Instructions for the task: Restate the records below word for word, and omit the images they hold.

Data section:
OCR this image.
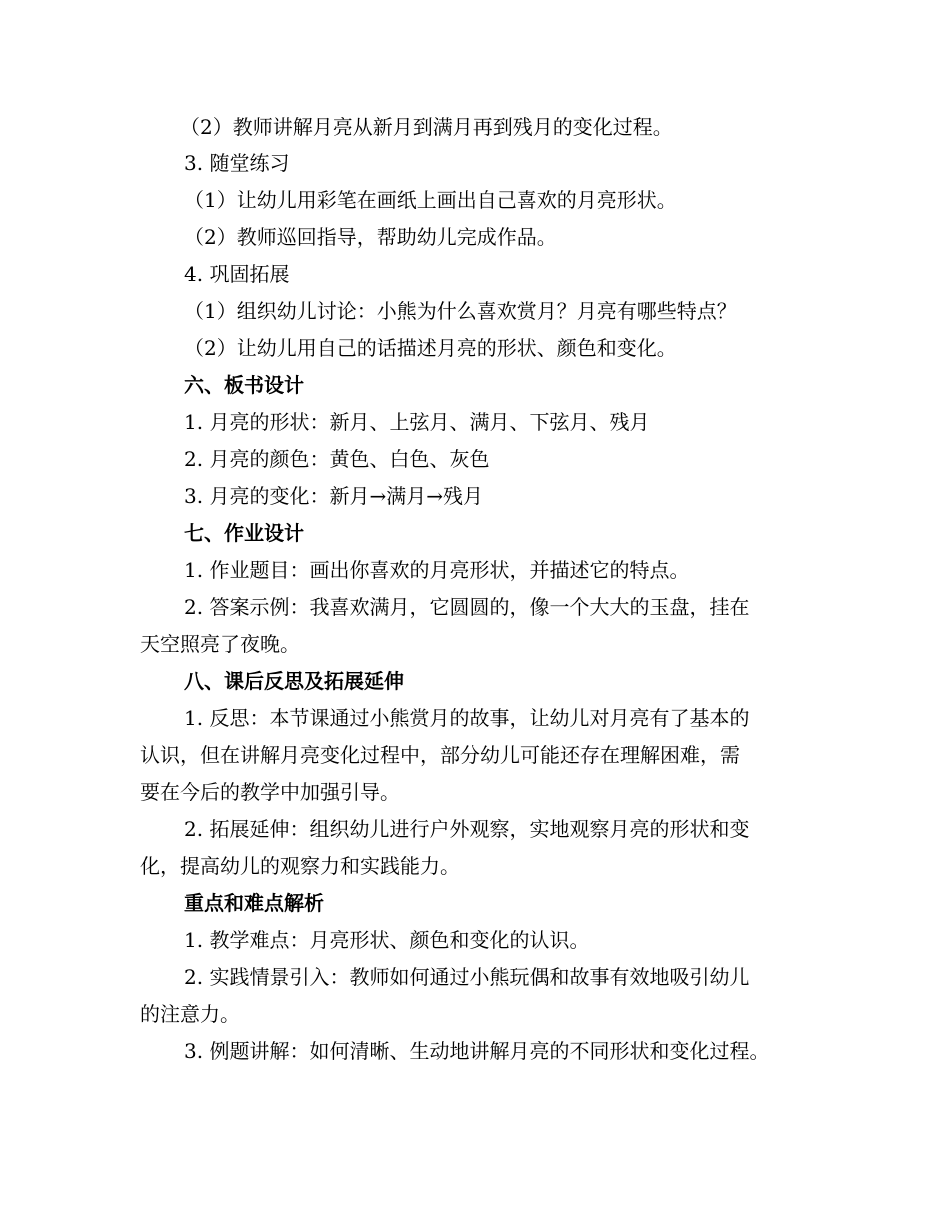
（2）教师讲解月亮从新月到满月再到残月的变化过程。
3. 随堂练习
（1）让幼儿用彩笔在画纸上画出自己喜欢的月亮形状。
（2）教师巡回指导，帮助幼儿完成作品。
4. 巩固拓展
（1）组织幼儿讨论：小熊为什么喜欢赏月？月亮有哪些特点？
（2）让幼儿用自己的话描述月亮的形状、颜色和变化。
六、板书设计
1. 月亮的形状：新月、上弦月、满月、下弦月、残月
2. 月亮的颜色：黄色、白色、灰色
3. 月亮的变化：新月→满月→残月
七、作业设计
1. 作业题目：画出你喜欢的月亮形状，并描述它的特点。
2. 答案示例：我喜欢满月，它圆圆的，像一个大大的玉盘，挂在
天空照亮了夜晚。
八、课后反思及拓展延伸
1. 反思：本节课通过小熊赏月的故事，让幼儿对月亮有了基本的
认识，但在讲解月亮变化过程中，部分幼儿可能还存在理解困难，需
要在今后的教学中加强引导。
2. 拓展延伸：组织幼儿进行户外观察，实地观察月亮的形状和变
化，提高幼儿的观察力和实践能力。
重点和难点解析
1. 教学难点：月亮形状、颜色和变化的认识。
2. 实践情景引入：教师如何通过小熊玩偶和故事有效地吸引幼儿
的注意力。
3. 例题讲解：如何清晰、生动地讲解月亮的不同形状和变化过程。
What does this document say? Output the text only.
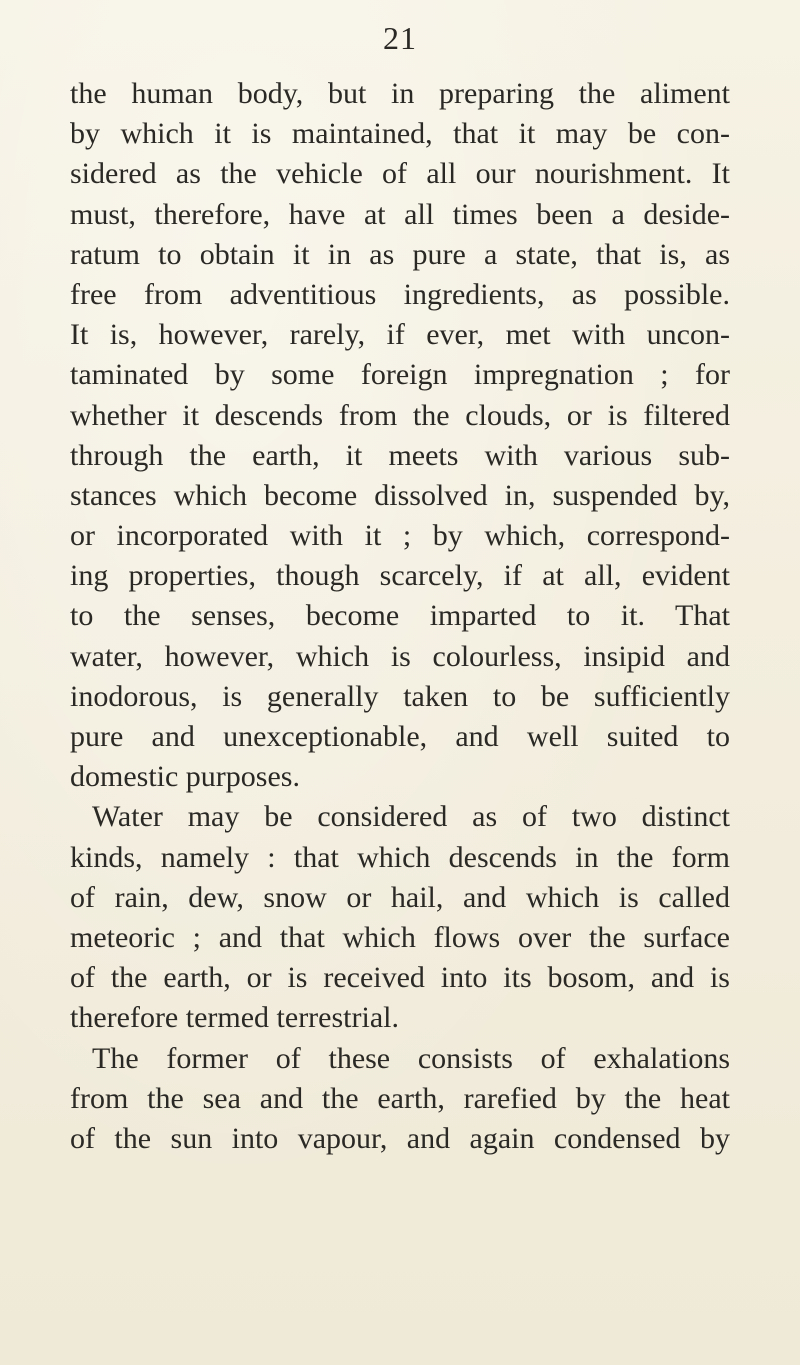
21
the human body, but in preparing the aliment
by which it is maintained, that it may be con-
sidered as the vehicle of all our nourishment. It
must, therefore, have at all times been a deside-
ratum to obtain it in as pure a state, that is, as
free from adventitious ingredients, as possible.
It is, however, rarely, if ever, met with uncon-
taminated by some foreign impregnation ; for
whether it descends from the clouds, or is filtered
through the earth, it meets with various sub-
stances which become dissolved in, suspended by,
or incorporated with it ; by which, correspond-
ing properties, though scarcely, if at all, evident
to the senses, become imparted to it. That
water, however, which is colourless, insipid and
inodorous, is generally taken to be sufficiently
pure and unexceptionable, and well suited to
domestic purposes.
Water may be considered as of two distinct
kinds, namely : that which descends in the form
of rain, dew, snow or hail, and which is called
meteoric ; and that which flows over the surface
of the earth, or is received into its bosom, and is
therefore termed terrestrial.
The former of these consists of exhalations
from the sea and the earth, rarefied by the heat
of the sun into vapour, and again condensed by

Answer below:
OCR this image.
（2）教师讲解月亮从新月到满月再到残月的变化过程。
3. 随堂练习
（1）让幼儿用彩笔在画纸上画出自己喜欢的月亮形状。
（2）教师巡回指导，帮助幼儿完成作品。
4. 巩固拓展
（1）组织幼儿讨论：小熊为什么喜欢赏月？月亮有哪些特点？
（2）让幼儿用自己的话描述月亮的形状、颜色和变化。
六、板书设计
1. 月亮的形状：新月、上弦月、满月、下弦月、残月
2. 月亮的颜色：黄色、白色、灰色
3. 月亮的变化：新月→满月→残月
七、作业设计
1. 作业题目：画出你喜欢的月亮形状，并描述它的特点。
2. 答案示例：我喜欢满月，它圆圆的，像一个大大的玉盘，挂在
天空照亮了夜晚。
八、课后反思及拓展延伸
1. 反思：本节课通过小熊赏月的故事，让幼儿对月亮有了基本的
认识，但在讲解月亮变化过程中，部分幼儿可能还存在理解困难，需
要在今后的教学中加强引导。
2. 拓展延伸：组织幼儿进行户外观察，实地观察月亮的形状和变
化，提高幼儿的观察力和实践能力。
重点和难点解析
1. 教学难点：月亮形状、颜色和变化的认识。
2. 实践情景引入：教师如何通过小熊玩偶和故事有效地吸引幼儿
的注意力。
3. 例题讲解：如何清晰、生动地讲解月亮的不同形状和变化过程。
What does this document say? Output the text only.
21
the human body, but in preparing the aliment
by which it is maintained, that it may be con-
sidered as the vehicle of all our nourishment. It
must, therefore, have at all times been a deside-
ratum to obtain it in as pure a state, that is, as
free from adventitious ingredients, as possible.
It is, however, rarely, if ever, met with uncon-
taminated by some foreign impregnation ; for
whether it descends from the clouds, or is filtered
through the earth, it meets with various sub-
stances which become dissolved in, suspended by,
or incorporated with it ; by which, correspond-
ing properties, though scarcely, if at all, evident
to the senses, become imparted to it. That
water, however, which is colourless, insipid and
inodorous, is generally taken to be sufficiently
pure and unexceptionable, and well suited to
domestic purposes.
Water may be considered as of two distinct
kinds, namely : that which descends in the form
of rain, dew, snow or hail, and which is called
meteoric ; and that which flows over the surface
of the earth, or is received into its bosom, and is
therefore termed terrestrial.
The former of these consists of exhalations
from the sea and the earth, rarefied by the heat
of the sun into vapour, and again condensed by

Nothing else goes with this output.